Excerpt
Data Blending is a Challenge … Or Is It?
Data often reside on different dislocated data sources: on your machine, in the cloud, in a remote database, on a web service, on social media, on hand-written notes (sigh…), in pdf documents - the list goes on and on.
One challenge all data scientists therefore encounter is accessing data of different types from different data sources and blending them together in a single data table to pass on to the next steps of the data analysis. Once the data have been collected and blended and are ready for pre-processing, analysis, and visualization, it is time to choose the technique for the particular task.
Which technique will it be?
One that is already embedded in KNIME Analytics Platform or a technique available in an external tool like Google API, Amazon ML Services, or Tableau, for example? Does part of your workflow need to run in R or Python? Do you need a combination of everything?
Seems like tool blending is another challenge that data scientists can encounter. But are data blending and tool blending really challenges? We argue that, for KNIME Analytics Platform, blending is not challenging at all.
To prove that, the “Will They blend?” e-book gathers together a variety of stories answering the questions on how to access data from different sources, how to blend them, and analyze using a variety of instruments.The first edition of the “Will They blend?” e-book was written in 2018. In terms of data storage and data science technology this is already quite a long time ago. Therefore, we have now updated and expanded the blending stories in it to the newest KNIME nodes and features as of KNIME Analytics Platform 4.2.
Eleven new chapters describe connectors to more than 20 additional data sources, web services, and external tools, as introduced in the most recent versions of KNIME Analytics Platform and KNIME Server.
Jump to summaries of the new chapters in the book by clicking the links below:
- The latest additions: Sharepoint, SAP, DynamoDB
- Cloud sources: Amazon S3, MS BlobStorage, Snowflake, Google BigQuery, Databricks.
- Databases: SQL and NoSQL
- Special Files: Zip archives, web crawling, Google Sheets, MDF, and more
- Web Services and Social Media: Google API, Amazon ML Services, Azure Cognitive Services, Twitter
- Data Science Tools and Reporting Tools: R, Python, Tableau, BIRT
SharePoint is one of the latest integrations in the new File Handling Framework. The chapter “Microsoft Sharepoint meets Google Cloud Storage” shows an example workflow that connects to Sharepoint using the new SharePoint Online Connector node and connects to Google Cloud Storage to subsequently generate personalized invoices. Here you can see how the SharePoint Online Connector node manages, reads, and writes files to/from SharePoint within KNIME Analytics Platform (Fig. 1).
This example workflow, Microsoft Sharepoint meets Google Cloud Storage, blends the data, preprocesses the table into a shape that fits an invoice report, and exports the table into a pdf document with a custom title and footer. The procedure is automatically repeated for all orders in the data.

Exercise requirements
a - In the data blending piece, how many new chapters describe connectors to additional data sources, web services, and external tools?
b - Resume the data blending piece, starting right after its final sentence.

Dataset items
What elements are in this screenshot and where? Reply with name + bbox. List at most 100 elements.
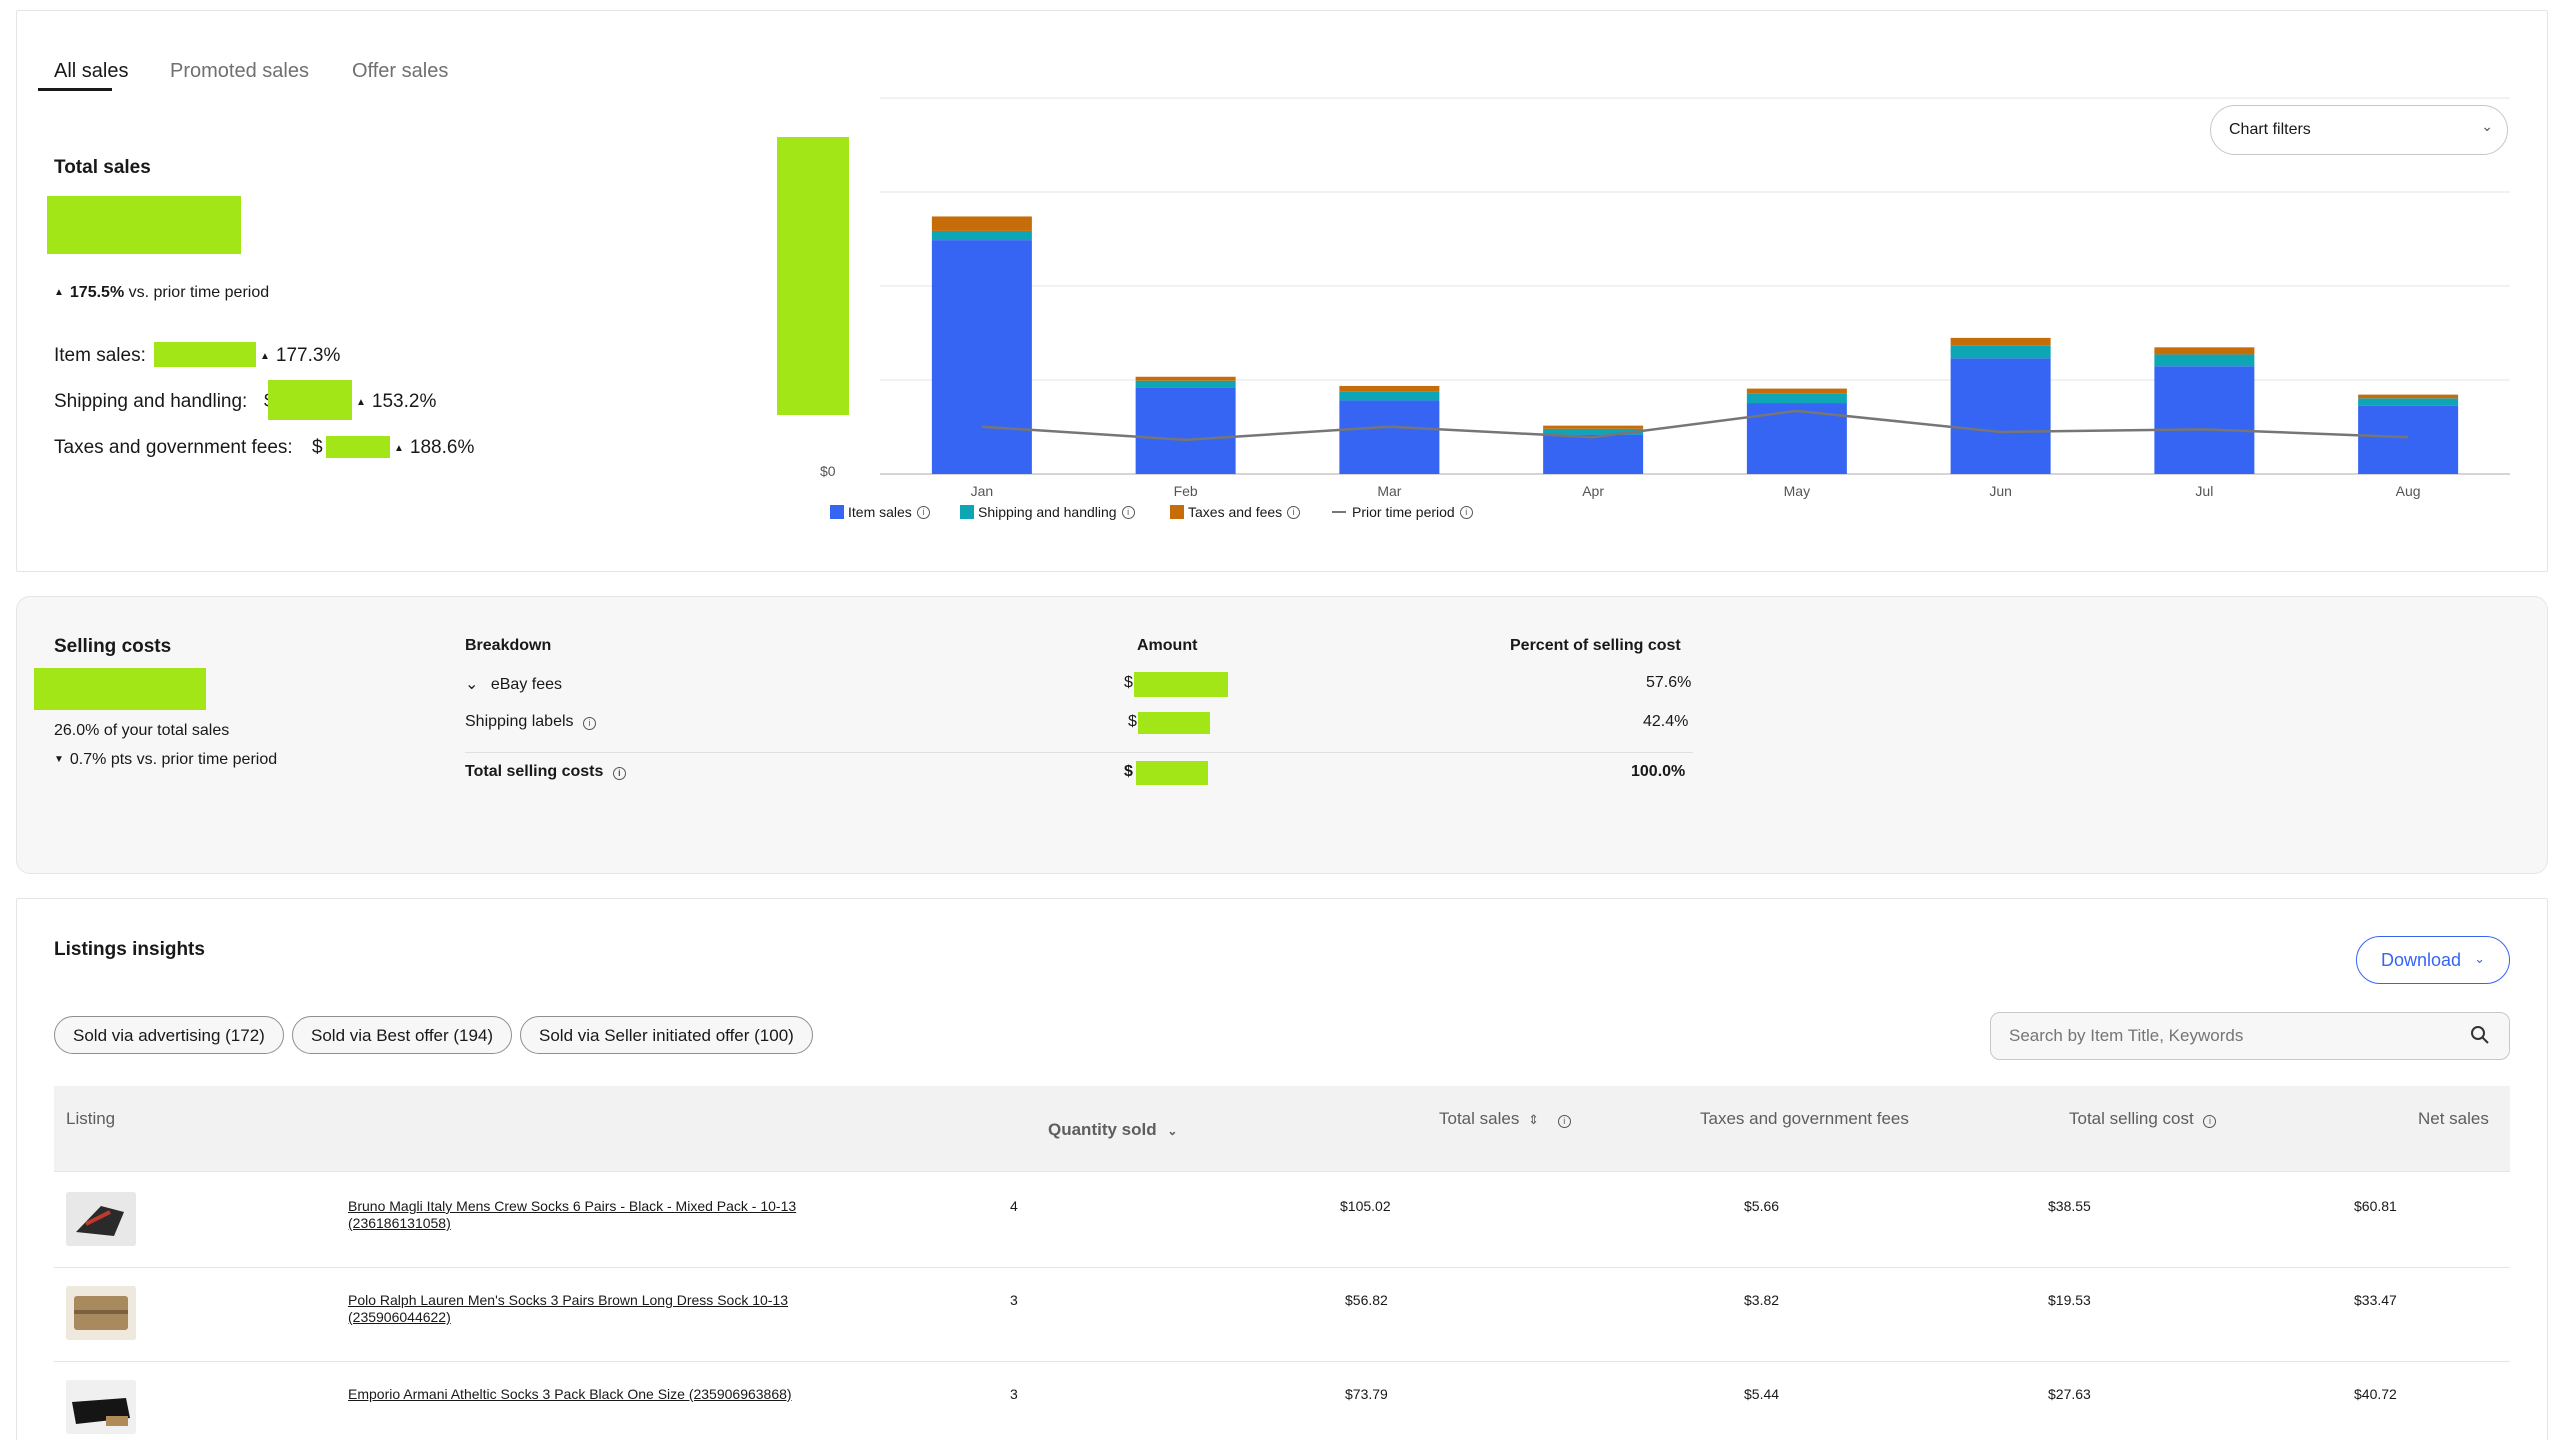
- legend-label-taxes: Taxes and fees: [1188, 504, 1283, 520]
- table-row[interactable]: Bruno Magli Italy Mens Crew Socks 6 Pair…: [54, 1174, 2510, 1268]
- col-quantity-sold[interactable]: Quantity sold ⌄: [1048, 1120, 1177, 1140]
- col-quantity-label: Quantity sold: [1048, 1120, 1157, 1139]
- legend-line-prior: [1332, 511, 1346, 513]
- x-tick-label: Feb: [1174, 483, 1198, 499]
- info-icon[interactable]: i: [916, 505, 930, 519]
- info-icon[interactable]: i: [1287, 505, 1301, 519]
- total-selling-costs-prefix: $: [1124, 763, 1133, 780]
- total-selling-costs-text: Total selling costs: [465, 763, 604, 780]
- bar-shipping-and-handling: [1339, 391, 1440, 401]
- filter-sold-via-seller-offer[interactable]: Sold via Seller initiated offer (100): [520, 1016, 813, 1054]
- percent-header: Percent of selling cost: [1510, 637, 1681, 654]
- bar-item-sales: [931, 240, 1032, 474]
- bar-item-sales: [1543, 434, 1644, 474]
- download-label: Download: [2381, 950, 2462, 970]
- col-total-sales-label: Total sales: [1439, 1109, 1520, 1128]
- total-selling-costs-label: Total selling costs i: [465, 763, 626, 781]
- col-listing: Listing: [66, 1109, 116, 1128]
- search-icon[interactable]: [2470, 1025, 2490, 1050]
- table-row[interactable]: Emporio Armani Atheltic Socks 3 Pack Bla…: [54, 1362, 2510, 1440]
- filter-sold-via-advertising[interactable]: Sold via advertising (172): [54, 1016, 284, 1054]
- bar-taxes-and-fees: [2358, 394, 2459, 399]
- taxes-fees: $5.44: [1744, 1386, 1780, 1402]
- ebay-fees-percent: 57.6%: [1646, 674, 1692, 691]
- table-header: Listing Quantity sold ⌄ Total sales ⇕ i …: [54, 1086, 2510, 1172]
- selling-costs-change-value: 0.7% pts: [54, 751, 132, 768]
- legend-label-shipping: Shipping and handling: [978, 504, 1117, 520]
- sales-chart: $0 Jan Feb Mar Apr May Jun Jul Aug: [820, 97, 2510, 499]
- bar-shipping-and-handling: [931, 230, 1032, 241]
- shipping-labels-prefix: $: [1128, 713, 1137, 730]
- listing-title-link[interactable]: Bruno Magli Italy Mens Crew Socks 6 Pair…: [348, 1198, 838, 1232]
- net-sales: $33.47: [2354, 1292, 2397, 1308]
- total-sales: $73.79: [1345, 1386, 1388, 1402]
- listing-thumbnail[interactable]: [66, 1286, 136, 1340]
- info-icon[interactable]: i: [1557, 1115, 1571, 1128]
- redacted-shipping-labels: [1138, 712, 1210, 734]
- total-sales: $56.82: [1345, 1292, 1388, 1308]
- bar-item-sales: [2358, 405, 2459, 474]
- x-tick-label: May: [1784, 483, 1810, 499]
- bar-shipping-and-handling: [1746, 393, 1847, 404]
- amount-header: Amount: [1137, 637, 1198, 654]
- bar-item-sales: [1339, 400, 1440, 474]
- legend-label-item-sales: Item sales: [848, 504, 912, 520]
- selling-costs-title: Selling costs: [54, 636, 172, 657]
- col-selling-cost-label: Total selling cost: [2069, 1109, 2194, 1128]
- info-icon[interactable]: i: [1121, 505, 1135, 519]
- quantity-sold: 3: [1010, 1386, 1018, 1402]
- x-tick-label: Jan: [971, 483, 994, 499]
- selling-cost: $38.55: [2048, 1198, 2091, 1214]
- legend-swatch-shipping: [960, 505, 974, 519]
- col-taxes: Taxes and government fees: [1700, 1109, 1909, 1128]
- legend-swatch-item-sales: [830, 505, 844, 519]
- listing-thumbnail[interactable]: [66, 1380, 136, 1434]
- ebay-fees-prefix: $: [1124, 674, 1133, 691]
- selling-costs-panel: [16, 596, 2548, 874]
- download-button[interactable]: Download ⌄: [2356, 936, 2510, 984]
- bar-taxes-and-fees: [931, 216, 1032, 231]
- col-selling-cost: Total selling cost i: [2069, 1109, 2217, 1129]
- redacted-selling-costs-value: [34, 668, 206, 710]
- info-icon[interactable]: i: [582, 717, 596, 730]
- bar-item-sales: [1950, 358, 2051, 474]
- x-tick-label: Mar: [1377, 483, 1401, 499]
- y-tick-label: $0: [820, 463, 836, 479]
- col-net-sales: Net sales: [2418, 1109, 2489, 1128]
- selling-cost: $27.63: [2048, 1386, 2091, 1402]
- x-tick-label: Jul: [2195, 483, 2213, 499]
- bar-taxes-and-fees: [1135, 376, 1236, 381]
- taxes-fees: $5.66: [1744, 1198, 1780, 1214]
- shipping-labels-percent: 42.4%: [1643, 713, 1689, 730]
- ebay-fees-row[interactable]: ⌄ eBay fees: [465, 674, 562, 694]
- info-icon[interactable]: i: [612, 767, 626, 780]
- col-total-sales[interactable]: Total sales ⇕ i: [1439, 1109, 1571, 1129]
- filter-sold-via-best-offer[interactable]: Sold via Best offer (194): [292, 1016, 513, 1054]
- search-input[interactable]: [1990, 1012, 2510, 1060]
- info-icon[interactable]: i: [1459, 505, 1473, 519]
- sort-icon: ⇕: [1528, 1112, 1539, 1127]
- table-row[interactable]: Polo Ralph Lauren Men's Socks 3 Pairs Br…: [54, 1268, 2510, 1362]
- legend-label-prior: Prior time period: [1352, 504, 1455, 520]
- chevron-down-icon: ⌄: [2474, 951, 2485, 966]
- listing-title-link[interactable]: Emporio Armani Atheltic Socks 3 Pack Bla…: [348, 1386, 838, 1403]
- ebay-fees-label: eBay fees: [490, 676, 563, 693]
- bar-shipping-and-handling: [2154, 354, 2255, 367]
- selling-costs-change-suffix: vs. prior time period: [136, 751, 278, 768]
- breakdown-header: Breakdown: [465, 637, 552, 654]
- x-tick-label: Jun: [1989, 483, 2012, 499]
- bar-shipping-and-handling: [1950, 345, 2051, 359]
- total-sales: $105.02: [1340, 1198, 1391, 1214]
- info-icon[interactable]: i: [2203, 1115, 2217, 1128]
- legend-swatch-taxes: [1170, 505, 1184, 519]
- costs-divider: [465, 752, 1693, 753]
- bar-taxes-and-fees: [1950, 337, 2051, 346]
- taxes-fees: $3.82: [1744, 1292, 1780, 1308]
- listing-thumbnail[interactable]: [66, 1192, 136, 1246]
- net-sales: $60.81: [2354, 1198, 2397, 1214]
- listing-title-link[interactable]: Polo Ralph Lauren Men's Socks 3 Pairs Br…: [348, 1292, 838, 1326]
- legend-item-taxes: Taxes and fees i: [1170, 504, 1301, 520]
- bar-item-sales: [1135, 387, 1236, 474]
- bar-item-sales: [2154, 366, 2255, 474]
- bar-shipping-and-handling: [2358, 398, 2459, 406]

Solved problems
a - Eleven

b -
As of KNIME Analytics Platform 4.2, you need just one dedicated node - the SAP Reader (Theobald) to extract data from various SAP systems. In order to develop such a node, KNIME partnered with Theobald Software, one of the world’s leading experts in SAP integration. In the chapter “Theobald meets SAP HANA”, we access features of the ordered items using the new node and blend them with submitted orders data retrieved using a sequence of traditional DB nodes. After blending, we build an interactive KPI dashboard.
The Amazon DynamoDB nodes allow you to seamlessly access and manipulate your data and tables in Amazon DynamoDB. The chapter “Amazon S3 Meets DynamoDB. Combining AWS Services to Access and query data” accesses data on Amazon S3, loads them directly to Amazon DynamoDB and performs various ETL operations using dedicated DynamoDB nodes..
Do you store your data on the cloud? Which of the many cloud options do you use?
Amazon S3 and MS BlobStorage
If you keep your data in Amazon S3 or in Microsoft Azure Blob Storage, the story “Amazon S3 meets MS Azure Blob Storage. A Match made in the Clouds.” blends data from both sources to analyze commuting time of workers.
Another option is Snowflake – a Software as a Service (SaaS) cloud data platform that can be deployed on Azure, AWS, or GCP globally. The updated story “Snowflake meets Tableau. Data warehouse in an hour?” is a detailed guide on how to start with Snowflake, download and register the JDBC driver and connect using the generic DB Connector node.
Google BigQuery & Databricks
If you want to access publicly available datasets from such rich storage platforms as Google BigQuery, you should definitely check the new story “Google BigQuery meets Databricks. Shall I rent a bike with this weather?”. First, it is environmentally friendly because it inspects the influence of weather on bike sharing usage. Second, it is also user friendly because it provides tips for connecting to Google BigQuery with the Google Authentication (API Key) and dedicated Google BigQuery Connector nodes and to Databricks – another cloud-based analytics tool for big data – with the Create Databricks Environment node.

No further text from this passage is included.